## Begin
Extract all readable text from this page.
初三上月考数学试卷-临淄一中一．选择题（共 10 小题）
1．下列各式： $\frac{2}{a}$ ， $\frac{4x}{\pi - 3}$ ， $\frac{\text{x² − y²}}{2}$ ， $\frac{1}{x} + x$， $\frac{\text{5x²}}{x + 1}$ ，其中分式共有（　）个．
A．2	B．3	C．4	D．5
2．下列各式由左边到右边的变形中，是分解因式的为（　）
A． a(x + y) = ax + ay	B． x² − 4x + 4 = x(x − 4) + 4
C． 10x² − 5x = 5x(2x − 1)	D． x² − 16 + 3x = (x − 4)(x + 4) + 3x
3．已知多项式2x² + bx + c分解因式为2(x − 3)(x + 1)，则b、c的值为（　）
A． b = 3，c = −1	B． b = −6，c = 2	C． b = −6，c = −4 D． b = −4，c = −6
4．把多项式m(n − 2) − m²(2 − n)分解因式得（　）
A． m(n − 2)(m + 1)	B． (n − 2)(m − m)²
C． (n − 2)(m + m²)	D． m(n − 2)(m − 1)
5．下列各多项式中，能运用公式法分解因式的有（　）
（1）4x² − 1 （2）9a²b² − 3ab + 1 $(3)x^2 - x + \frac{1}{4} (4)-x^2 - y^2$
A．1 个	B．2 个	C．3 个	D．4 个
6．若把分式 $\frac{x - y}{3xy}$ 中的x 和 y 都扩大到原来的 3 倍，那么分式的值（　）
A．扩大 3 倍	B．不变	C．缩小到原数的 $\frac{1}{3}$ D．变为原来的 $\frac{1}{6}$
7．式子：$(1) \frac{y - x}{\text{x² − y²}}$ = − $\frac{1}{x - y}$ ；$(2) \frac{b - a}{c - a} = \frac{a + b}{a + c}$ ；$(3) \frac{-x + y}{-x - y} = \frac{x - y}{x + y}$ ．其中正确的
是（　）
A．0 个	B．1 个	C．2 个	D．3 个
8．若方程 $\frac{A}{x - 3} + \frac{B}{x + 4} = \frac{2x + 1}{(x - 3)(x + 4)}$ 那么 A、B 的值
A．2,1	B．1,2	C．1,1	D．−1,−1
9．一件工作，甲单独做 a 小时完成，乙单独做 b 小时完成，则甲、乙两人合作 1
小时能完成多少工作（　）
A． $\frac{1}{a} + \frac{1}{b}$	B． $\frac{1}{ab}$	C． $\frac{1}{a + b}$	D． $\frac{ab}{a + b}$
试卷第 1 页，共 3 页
## End
## Begin
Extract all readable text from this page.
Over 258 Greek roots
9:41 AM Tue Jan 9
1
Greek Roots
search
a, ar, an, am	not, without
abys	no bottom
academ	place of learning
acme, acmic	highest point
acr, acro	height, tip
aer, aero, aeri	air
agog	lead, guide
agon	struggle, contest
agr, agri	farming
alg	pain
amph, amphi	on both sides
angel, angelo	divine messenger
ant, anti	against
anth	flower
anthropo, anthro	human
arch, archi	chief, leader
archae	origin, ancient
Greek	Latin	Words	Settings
## End
--- Exercise prompt ---
Go through the records above and copy every line with the word "Greek".

--- In response ---
Over 258 Greek roots
Greek Roots
Greek	Latin	Words	Settings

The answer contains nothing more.